> TASK DESCRIPTION: Count the lines below that contain the word "ههههههههههههههههههههههههههههههههههههههه", and give only that number.

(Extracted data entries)
•••••
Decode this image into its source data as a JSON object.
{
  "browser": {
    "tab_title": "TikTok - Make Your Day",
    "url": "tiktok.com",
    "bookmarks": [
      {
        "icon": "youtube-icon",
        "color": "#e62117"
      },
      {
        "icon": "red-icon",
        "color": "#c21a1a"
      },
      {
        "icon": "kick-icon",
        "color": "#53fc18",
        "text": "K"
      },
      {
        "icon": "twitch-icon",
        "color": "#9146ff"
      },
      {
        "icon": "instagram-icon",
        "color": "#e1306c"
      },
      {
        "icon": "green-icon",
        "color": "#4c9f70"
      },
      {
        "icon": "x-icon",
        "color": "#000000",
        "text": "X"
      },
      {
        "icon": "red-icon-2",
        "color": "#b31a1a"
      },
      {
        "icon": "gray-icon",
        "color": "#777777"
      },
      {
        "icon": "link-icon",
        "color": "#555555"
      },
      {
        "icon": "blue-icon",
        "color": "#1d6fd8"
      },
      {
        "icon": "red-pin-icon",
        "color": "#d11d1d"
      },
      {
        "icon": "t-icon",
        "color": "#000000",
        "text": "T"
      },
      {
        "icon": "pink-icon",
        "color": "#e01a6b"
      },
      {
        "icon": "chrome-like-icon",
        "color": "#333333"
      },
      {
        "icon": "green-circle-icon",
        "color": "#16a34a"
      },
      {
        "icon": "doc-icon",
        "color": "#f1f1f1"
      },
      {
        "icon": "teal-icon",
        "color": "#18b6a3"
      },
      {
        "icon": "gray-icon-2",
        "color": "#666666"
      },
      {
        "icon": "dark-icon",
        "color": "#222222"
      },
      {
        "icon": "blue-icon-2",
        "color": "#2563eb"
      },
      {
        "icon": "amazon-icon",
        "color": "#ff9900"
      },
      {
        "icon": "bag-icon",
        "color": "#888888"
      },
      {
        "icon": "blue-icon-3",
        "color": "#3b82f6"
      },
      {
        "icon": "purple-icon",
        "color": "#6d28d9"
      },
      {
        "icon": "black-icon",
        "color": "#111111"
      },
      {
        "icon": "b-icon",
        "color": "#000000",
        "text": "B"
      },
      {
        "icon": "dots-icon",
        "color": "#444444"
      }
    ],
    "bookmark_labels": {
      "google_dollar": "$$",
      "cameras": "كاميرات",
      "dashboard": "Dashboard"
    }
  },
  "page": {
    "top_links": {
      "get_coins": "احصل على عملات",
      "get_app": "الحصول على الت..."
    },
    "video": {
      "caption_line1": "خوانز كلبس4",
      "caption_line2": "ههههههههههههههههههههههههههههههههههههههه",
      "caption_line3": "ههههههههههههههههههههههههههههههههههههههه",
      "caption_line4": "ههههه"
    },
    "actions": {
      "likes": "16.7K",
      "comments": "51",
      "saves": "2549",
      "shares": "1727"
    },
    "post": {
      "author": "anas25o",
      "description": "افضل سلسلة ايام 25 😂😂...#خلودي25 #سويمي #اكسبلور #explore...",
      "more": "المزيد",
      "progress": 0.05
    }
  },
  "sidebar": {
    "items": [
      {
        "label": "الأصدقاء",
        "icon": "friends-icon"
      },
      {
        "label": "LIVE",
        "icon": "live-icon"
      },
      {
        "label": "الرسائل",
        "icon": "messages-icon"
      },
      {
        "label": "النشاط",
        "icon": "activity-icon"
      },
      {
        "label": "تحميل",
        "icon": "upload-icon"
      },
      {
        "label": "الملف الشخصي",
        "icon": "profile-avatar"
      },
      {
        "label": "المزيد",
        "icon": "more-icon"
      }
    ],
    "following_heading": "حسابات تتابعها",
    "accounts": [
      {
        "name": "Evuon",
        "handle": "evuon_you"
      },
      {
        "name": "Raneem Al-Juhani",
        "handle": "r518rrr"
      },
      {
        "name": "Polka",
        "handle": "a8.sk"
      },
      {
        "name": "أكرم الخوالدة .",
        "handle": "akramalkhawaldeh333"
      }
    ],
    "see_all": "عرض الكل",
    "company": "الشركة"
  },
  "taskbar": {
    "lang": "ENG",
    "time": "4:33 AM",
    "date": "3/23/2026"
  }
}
•••••
> WORKED ANSWER: 2